**What is asked**
Please retype the data in full and exactly; the pictures are not part of the copy.

**Data for this task**
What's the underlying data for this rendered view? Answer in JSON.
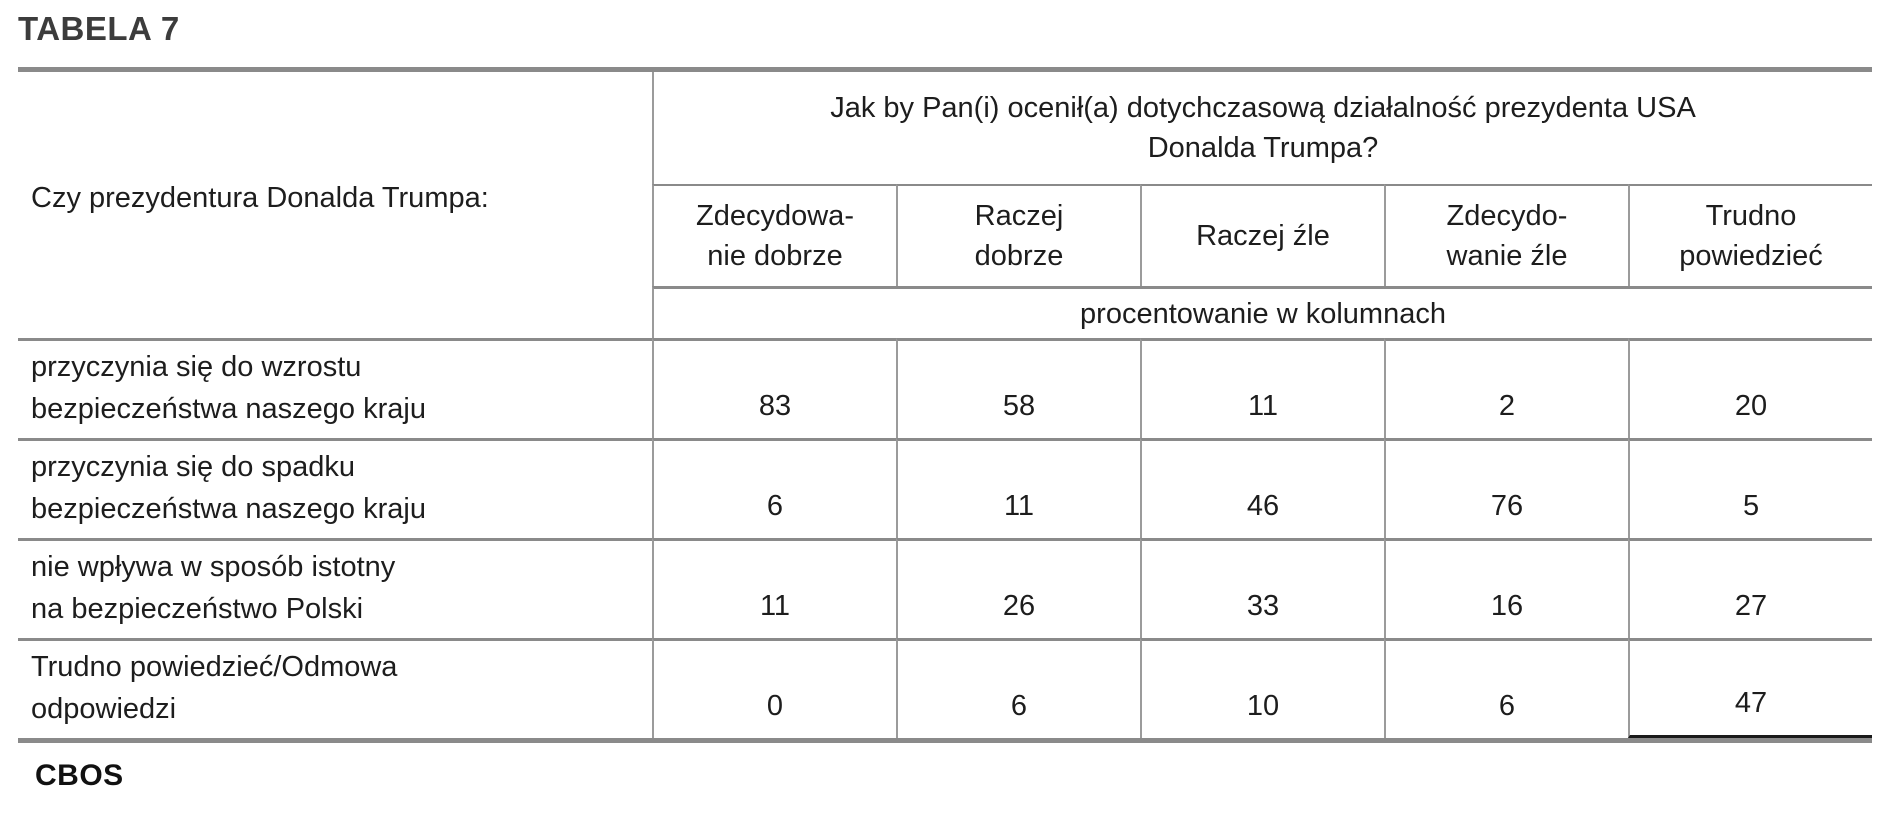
{
  "page": {
    "title": "TABELA 7",
    "footer_logo": "CBOS"
  },
  "table": {
    "stub_header": "Czy prezydentura Donalda Trumpa:",
    "question_header": "Jak by Pan(i) ocenił(a) dotychczasową działalność prezydenta USA\nDonalda Trumpa?",
    "unit_note": "procentowanie w kolumnach",
    "column_headers": [
      "Zdecydowa-\nnie dobrze",
      "Raczej\ndobrze",
      "Raczej źle",
      "Zdecydo-\nwanie źle",
      "Trudno\npowiedzieć"
    ],
    "rows": [
      {
        "label": "przyczynia się do wzrostu\nbezpieczeństwa naszego kraju",
        "values": [
          "83",
          "58",
          "11",
          "2",
          "20"
        ]
      },
      {
        "label": "przyczynia się do spadku\nbezpieczeństwa naszego kraju",
        "values": [
          "6",
          "11",
          "46",
          "76",
          "5"
        ]
      },
      {
        "label": "nie wpływa w sposób istotny\nna bezpieczeństwo Polski",
        "values": [
          "11",
          "26",
          "33",
          "16",
          "27"
        ]
      },
      {
        "label": "Trudno powiedzieć/Odmowa\nodpowiedzi",
        "values": [
          "0",
          "6",
          "10",
          "6",
          "47"
        ]
      }
    ]
  },
  "colors": {
    "border_thick_gray": "#8a8a8a",
    "border_thin_gray": "#9b9b9b",
    "text": "#1d1d1d",
    "title_text": "#3c3c3c",
    "background": "#ffffff"
  }
}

**Finished task**
What's the underlying data for this rendered view? Answer in JSON.
{
  "page": {
    "title": "TABELA 7",
    "footer_logo": "CBOS"
  },
  "table": {
    "stub_header": "Czy prezydentura Donalda Trumpa:",
    "question_header": "Jak by Pan(i) ocenił(a) dotychczasową działalność prezydenta USA\nDonalda Trumpa?",
    "unit_note": "procentowanie w kolumnach",
    "column_headers": [
      "Zdecydowa-\nnie dobrze",
      "Raczej\ndobrze",
      "Raczej źle",
      "Zdecydo-\nwanie źle",
      "Trudno\npowiedzieć"
    ],
    "rows": [
      {
        "label": "przyczynia się do wzrostu\nbezpieczeństwa naszego kraju",
        "values": [
          "83",
          "58",
          "11",
          "2",
          "20"
        ]
      },
      {
        "label": "przyczynia się do spadku\nbezpieczeństwa naszego kraju",
        "values": [
          "6",
          "11",
          "46",
          "76",
          "5"
        ]
      },
      {
        "label": "nie wpływa w sposób istotny\nna bezpieczeństwo Polski",
        "values": [
          "11",
          "26",
          "33",
          "16",
          "27"
        ]
      },
      {
        "label": "Trudno powiedzieć/Odmowa\nodpowiedzi",
        "values": [
          "0",
          "6",
          "10",
          "6",
          "47"
        ]
      }
    ]
  },
  "colors": {
    "border_thick_gray": "#8a8a8a",
    "border_thin_gray": "#9b9b9b",
    "text": "#1d1d1d",
    "title_text": "#3c3c3c",
    "background": "#ffffff"
  }
}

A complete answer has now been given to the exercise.